• Requirement: Wherever the listing has a line with the string "image", copy that line out.
***** Dataset content
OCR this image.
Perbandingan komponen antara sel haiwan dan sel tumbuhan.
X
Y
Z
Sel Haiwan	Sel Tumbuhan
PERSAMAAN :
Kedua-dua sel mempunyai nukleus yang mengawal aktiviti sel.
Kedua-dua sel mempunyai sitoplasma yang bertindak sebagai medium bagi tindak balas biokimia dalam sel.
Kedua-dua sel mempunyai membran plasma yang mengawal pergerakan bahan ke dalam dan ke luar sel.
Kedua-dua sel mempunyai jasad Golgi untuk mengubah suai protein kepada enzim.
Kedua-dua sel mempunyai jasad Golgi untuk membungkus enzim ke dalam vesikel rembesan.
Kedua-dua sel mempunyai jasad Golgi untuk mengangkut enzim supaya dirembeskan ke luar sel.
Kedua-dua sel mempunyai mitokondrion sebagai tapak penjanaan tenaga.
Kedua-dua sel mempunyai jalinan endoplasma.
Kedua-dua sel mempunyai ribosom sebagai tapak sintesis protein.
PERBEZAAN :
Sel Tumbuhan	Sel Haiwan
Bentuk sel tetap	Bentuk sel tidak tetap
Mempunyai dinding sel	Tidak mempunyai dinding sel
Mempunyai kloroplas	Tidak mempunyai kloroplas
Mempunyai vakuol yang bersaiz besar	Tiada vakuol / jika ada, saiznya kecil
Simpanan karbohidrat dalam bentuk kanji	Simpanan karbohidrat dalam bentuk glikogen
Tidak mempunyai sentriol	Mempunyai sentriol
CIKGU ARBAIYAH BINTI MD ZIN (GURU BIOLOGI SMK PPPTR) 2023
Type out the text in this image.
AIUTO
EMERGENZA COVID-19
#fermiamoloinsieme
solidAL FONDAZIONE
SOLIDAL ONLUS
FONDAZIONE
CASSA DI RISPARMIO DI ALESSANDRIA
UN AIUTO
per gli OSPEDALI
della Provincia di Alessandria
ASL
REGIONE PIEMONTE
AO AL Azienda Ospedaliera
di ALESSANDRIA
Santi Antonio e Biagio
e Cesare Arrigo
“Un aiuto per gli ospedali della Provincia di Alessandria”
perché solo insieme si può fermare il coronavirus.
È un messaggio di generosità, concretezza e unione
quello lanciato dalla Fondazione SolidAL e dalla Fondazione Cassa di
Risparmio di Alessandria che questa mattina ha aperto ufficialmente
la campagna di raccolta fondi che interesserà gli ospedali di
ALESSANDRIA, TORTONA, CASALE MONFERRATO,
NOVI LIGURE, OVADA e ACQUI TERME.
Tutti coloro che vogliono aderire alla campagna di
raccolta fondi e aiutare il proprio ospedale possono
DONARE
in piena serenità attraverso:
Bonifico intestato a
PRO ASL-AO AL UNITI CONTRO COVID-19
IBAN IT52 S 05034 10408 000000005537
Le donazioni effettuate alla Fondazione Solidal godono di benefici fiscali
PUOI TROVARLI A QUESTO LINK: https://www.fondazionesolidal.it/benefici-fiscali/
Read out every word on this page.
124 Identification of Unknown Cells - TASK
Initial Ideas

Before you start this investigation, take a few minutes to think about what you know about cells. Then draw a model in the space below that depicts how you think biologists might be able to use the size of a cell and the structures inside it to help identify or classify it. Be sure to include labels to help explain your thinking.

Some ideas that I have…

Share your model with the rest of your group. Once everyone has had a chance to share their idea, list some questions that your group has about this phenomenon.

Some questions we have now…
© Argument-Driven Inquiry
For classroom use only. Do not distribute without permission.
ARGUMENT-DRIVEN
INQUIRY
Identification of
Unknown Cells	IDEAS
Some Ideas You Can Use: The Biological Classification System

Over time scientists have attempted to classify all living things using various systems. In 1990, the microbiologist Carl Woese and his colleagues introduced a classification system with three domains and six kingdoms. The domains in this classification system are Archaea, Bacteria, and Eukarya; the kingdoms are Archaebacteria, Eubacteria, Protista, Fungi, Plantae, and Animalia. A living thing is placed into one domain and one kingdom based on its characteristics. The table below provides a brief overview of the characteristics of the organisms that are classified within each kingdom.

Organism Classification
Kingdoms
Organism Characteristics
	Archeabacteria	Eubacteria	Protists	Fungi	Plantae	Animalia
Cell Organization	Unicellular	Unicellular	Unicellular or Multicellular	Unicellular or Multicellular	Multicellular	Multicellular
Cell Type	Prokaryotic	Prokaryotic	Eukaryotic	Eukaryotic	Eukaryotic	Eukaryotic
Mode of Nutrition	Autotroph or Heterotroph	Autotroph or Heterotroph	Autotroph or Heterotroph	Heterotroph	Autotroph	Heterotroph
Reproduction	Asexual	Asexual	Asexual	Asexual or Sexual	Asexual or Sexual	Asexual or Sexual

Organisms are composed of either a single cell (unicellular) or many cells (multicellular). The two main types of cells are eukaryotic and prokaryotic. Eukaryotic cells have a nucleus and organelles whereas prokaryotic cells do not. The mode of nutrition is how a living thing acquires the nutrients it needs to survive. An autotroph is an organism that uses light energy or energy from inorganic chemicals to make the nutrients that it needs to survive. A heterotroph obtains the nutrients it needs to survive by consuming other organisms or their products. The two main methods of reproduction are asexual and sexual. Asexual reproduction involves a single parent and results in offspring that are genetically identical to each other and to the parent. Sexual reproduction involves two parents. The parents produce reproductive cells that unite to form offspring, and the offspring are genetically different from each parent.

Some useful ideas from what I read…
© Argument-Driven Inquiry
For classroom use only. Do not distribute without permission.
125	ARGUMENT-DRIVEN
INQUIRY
**********
• Problem solution:
OCR this image.
Type out the text in this image.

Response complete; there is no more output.